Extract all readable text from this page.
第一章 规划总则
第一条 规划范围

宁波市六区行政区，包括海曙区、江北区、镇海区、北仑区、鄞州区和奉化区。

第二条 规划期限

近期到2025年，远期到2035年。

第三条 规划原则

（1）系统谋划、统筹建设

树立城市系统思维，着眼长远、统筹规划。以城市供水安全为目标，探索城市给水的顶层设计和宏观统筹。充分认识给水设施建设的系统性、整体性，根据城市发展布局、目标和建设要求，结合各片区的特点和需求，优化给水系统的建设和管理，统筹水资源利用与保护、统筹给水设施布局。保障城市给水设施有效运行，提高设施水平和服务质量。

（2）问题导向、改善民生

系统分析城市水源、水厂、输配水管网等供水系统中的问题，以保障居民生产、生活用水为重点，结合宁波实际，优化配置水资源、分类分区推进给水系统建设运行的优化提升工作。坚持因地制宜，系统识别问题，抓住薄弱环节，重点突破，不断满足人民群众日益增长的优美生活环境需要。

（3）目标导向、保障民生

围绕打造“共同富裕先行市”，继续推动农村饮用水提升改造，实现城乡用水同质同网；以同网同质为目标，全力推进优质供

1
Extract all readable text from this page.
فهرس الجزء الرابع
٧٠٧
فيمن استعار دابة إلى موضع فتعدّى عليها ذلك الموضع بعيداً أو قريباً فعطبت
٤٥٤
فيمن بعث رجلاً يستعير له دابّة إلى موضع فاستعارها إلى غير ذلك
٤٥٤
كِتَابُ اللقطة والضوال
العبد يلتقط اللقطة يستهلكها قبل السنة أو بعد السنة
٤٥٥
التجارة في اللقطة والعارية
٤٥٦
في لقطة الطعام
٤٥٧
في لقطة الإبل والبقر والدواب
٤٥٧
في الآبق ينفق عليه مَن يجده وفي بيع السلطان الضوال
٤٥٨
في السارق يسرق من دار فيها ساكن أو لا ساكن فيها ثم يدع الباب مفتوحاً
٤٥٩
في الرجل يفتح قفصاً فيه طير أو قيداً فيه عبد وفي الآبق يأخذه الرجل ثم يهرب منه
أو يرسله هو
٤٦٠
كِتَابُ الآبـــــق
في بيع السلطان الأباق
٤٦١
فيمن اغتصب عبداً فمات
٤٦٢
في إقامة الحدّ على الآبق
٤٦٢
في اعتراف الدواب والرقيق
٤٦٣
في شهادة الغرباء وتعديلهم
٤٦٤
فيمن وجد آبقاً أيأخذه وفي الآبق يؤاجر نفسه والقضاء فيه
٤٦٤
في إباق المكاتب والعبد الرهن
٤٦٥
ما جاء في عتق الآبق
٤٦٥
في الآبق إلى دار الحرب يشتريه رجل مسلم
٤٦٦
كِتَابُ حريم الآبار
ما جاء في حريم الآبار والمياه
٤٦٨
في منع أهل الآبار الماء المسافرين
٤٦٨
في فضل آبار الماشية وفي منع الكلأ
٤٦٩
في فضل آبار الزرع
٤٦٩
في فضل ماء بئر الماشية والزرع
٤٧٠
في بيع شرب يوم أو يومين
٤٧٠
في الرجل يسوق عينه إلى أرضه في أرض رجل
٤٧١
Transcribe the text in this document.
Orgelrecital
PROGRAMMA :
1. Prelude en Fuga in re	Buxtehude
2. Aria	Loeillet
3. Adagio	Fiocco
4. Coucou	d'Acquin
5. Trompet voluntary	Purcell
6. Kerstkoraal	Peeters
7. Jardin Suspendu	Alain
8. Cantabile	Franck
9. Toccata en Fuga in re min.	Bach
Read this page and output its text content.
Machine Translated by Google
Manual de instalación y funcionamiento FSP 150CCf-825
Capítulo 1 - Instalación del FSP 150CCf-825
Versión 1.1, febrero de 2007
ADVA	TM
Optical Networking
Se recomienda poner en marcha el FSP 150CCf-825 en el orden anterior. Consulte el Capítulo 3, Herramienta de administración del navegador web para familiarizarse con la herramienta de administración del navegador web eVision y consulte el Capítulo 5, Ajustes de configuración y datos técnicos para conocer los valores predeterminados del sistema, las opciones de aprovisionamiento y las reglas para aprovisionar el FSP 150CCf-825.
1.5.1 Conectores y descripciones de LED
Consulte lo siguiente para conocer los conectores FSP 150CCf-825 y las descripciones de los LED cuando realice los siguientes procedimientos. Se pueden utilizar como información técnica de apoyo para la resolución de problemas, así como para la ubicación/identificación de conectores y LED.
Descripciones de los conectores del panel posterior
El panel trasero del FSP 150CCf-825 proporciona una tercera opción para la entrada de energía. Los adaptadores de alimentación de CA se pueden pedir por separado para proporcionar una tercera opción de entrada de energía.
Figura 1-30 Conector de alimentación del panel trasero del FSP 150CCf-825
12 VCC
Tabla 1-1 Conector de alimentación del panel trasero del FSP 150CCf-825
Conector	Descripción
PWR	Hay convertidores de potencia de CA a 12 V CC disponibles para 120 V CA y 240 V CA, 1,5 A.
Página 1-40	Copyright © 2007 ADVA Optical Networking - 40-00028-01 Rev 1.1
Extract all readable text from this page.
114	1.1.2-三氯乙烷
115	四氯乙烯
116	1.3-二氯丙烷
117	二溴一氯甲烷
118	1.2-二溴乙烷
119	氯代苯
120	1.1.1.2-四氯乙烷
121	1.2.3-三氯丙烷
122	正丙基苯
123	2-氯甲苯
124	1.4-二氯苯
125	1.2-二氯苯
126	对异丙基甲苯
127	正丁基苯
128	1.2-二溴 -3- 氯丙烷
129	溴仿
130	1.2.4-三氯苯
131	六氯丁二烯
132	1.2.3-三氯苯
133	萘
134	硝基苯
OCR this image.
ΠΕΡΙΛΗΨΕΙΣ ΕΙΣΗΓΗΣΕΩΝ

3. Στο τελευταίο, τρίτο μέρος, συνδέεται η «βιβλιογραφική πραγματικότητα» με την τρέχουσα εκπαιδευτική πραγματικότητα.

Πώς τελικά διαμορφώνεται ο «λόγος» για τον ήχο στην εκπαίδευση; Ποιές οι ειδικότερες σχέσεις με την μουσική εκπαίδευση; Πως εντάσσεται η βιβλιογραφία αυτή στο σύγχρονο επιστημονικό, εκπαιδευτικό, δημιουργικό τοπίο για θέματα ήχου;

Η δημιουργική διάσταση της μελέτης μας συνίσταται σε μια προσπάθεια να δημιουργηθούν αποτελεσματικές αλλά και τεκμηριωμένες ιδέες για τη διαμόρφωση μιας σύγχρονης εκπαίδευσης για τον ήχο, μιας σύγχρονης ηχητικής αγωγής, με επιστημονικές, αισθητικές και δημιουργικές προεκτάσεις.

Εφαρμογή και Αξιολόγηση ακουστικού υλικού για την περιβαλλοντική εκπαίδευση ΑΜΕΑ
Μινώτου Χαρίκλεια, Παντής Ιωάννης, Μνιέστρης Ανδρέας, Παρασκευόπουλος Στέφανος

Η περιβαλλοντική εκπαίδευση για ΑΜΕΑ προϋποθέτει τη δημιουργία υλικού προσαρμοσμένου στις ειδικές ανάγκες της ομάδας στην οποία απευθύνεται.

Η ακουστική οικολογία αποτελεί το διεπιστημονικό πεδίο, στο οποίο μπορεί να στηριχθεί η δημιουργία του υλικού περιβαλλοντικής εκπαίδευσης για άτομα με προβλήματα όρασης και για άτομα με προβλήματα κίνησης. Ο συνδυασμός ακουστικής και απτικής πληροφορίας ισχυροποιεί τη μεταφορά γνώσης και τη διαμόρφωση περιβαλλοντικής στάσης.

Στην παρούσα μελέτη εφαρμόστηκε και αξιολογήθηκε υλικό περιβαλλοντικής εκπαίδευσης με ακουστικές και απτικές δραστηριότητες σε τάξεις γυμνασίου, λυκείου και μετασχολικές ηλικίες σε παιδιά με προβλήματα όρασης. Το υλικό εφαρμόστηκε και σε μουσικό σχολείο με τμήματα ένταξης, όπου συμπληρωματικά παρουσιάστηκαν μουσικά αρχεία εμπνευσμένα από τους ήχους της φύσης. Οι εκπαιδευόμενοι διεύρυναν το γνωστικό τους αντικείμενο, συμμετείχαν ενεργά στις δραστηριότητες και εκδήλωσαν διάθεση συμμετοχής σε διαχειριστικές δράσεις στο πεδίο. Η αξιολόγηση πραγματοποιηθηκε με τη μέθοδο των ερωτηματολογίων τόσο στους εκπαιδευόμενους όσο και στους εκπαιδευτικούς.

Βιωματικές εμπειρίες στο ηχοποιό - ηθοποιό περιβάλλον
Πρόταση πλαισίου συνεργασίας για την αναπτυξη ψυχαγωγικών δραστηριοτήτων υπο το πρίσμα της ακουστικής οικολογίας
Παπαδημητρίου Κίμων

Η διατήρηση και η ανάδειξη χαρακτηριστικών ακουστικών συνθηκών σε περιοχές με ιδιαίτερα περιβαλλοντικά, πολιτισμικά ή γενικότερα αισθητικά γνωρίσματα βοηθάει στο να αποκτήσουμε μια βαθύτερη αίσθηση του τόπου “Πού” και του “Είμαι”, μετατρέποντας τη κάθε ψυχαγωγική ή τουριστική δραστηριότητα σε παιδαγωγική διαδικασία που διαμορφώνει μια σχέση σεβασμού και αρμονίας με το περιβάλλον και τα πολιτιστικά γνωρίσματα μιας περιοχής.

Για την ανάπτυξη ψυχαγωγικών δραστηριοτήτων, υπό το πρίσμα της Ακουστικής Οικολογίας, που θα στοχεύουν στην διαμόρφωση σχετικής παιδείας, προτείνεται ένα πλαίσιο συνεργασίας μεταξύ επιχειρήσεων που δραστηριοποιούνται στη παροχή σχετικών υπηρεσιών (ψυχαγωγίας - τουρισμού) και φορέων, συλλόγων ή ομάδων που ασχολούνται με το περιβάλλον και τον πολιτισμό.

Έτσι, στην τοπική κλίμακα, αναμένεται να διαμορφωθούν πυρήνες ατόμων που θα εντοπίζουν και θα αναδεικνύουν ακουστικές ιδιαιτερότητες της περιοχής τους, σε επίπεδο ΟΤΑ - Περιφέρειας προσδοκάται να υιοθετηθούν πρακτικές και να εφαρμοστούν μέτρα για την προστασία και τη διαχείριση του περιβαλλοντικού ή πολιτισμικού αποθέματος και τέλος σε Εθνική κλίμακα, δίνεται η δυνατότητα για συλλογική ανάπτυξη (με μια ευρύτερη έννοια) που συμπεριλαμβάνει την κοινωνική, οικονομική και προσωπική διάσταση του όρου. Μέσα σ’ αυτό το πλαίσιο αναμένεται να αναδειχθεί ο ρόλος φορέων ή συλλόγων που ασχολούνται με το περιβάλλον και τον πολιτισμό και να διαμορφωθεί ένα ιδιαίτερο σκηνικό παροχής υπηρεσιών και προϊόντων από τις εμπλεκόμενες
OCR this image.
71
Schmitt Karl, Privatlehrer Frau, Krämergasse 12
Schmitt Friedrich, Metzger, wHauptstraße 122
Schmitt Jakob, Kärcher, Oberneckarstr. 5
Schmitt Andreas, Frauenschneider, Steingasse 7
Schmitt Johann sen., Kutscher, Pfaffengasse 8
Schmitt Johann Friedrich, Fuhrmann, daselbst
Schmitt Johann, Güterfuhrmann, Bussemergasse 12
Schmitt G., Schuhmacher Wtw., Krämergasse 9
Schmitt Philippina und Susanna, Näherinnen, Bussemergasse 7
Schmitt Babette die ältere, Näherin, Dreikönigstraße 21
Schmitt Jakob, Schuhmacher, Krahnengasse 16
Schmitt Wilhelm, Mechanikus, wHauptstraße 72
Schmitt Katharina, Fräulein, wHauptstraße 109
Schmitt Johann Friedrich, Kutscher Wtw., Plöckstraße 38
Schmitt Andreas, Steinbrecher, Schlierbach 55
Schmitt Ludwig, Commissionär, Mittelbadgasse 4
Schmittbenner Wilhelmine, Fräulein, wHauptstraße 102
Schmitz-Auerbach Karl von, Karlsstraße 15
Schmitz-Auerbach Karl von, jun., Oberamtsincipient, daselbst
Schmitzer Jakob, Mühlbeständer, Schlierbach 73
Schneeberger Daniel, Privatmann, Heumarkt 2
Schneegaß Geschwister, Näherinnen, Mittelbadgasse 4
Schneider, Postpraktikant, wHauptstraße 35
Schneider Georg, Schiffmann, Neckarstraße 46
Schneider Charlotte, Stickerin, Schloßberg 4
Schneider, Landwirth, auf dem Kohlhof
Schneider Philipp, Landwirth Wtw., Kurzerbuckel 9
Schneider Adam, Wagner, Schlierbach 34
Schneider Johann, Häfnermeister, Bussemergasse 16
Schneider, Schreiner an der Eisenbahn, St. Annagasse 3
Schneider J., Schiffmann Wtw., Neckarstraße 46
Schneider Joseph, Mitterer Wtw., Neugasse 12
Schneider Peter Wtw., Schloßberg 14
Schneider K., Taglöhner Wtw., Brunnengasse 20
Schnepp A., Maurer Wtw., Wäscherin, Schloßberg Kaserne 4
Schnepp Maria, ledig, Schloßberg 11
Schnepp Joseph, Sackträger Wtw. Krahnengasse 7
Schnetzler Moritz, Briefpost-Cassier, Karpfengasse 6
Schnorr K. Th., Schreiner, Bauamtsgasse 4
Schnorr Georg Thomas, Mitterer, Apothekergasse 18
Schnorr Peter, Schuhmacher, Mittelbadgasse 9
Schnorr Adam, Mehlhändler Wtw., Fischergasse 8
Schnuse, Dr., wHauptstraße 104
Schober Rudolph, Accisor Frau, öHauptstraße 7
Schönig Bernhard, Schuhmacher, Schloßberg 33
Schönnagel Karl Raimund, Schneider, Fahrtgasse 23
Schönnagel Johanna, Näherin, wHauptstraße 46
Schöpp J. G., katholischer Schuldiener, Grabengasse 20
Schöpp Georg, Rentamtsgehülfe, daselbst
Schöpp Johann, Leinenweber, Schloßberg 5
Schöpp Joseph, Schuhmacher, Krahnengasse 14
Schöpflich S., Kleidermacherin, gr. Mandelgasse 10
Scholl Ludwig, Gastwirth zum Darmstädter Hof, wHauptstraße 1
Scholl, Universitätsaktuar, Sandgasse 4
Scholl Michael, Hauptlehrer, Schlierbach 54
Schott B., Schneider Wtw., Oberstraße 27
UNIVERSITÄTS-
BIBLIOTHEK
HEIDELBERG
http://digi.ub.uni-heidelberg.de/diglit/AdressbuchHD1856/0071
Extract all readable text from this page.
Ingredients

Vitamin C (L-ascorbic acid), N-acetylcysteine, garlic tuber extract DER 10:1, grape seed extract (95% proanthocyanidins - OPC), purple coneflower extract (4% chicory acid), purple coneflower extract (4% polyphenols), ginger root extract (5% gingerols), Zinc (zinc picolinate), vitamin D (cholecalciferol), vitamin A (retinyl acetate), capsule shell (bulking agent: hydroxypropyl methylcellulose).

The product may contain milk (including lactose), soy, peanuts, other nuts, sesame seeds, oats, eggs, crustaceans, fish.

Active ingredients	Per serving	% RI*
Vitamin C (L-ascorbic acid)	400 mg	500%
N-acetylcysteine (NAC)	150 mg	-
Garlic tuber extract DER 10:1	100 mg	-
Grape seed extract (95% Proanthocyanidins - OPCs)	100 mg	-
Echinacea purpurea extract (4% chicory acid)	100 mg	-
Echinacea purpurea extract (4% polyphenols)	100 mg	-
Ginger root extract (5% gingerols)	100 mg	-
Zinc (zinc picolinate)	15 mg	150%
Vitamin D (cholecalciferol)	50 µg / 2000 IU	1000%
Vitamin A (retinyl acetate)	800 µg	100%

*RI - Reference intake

WHAT IS REQUIRED:
Identify every line above with the string "πρίσμα" in it. Copy those lines.

TASK SOLUTION:
Πρόταση πλαισίου συνεργασίας για την αναπτυξη ψυχαγωγικών δραστηριοτήτων υπο το πρίσμα της ακουστικής οικολογίας
Για την ανάπτυξη ψυχαγωγικών δραστηριοτήτων, υπό το πρίσμα της Ακουστικής Οικολογίας, που θα στοχεύουν στην διαμόρφωση σχετικής παιδείας, προτείνεται ένα πλαίσιο συνεργασίας μεταξύ επιχειρήσεων που δραστηριοποιούνται στη παροχή σχετικών υπηρεσιών (ψυχαγωγίας - τουρισμού) και φορέων, συλλόγων ή ομάδων που ασχολούνται με το περιβάλλον και τον πολιτισμό.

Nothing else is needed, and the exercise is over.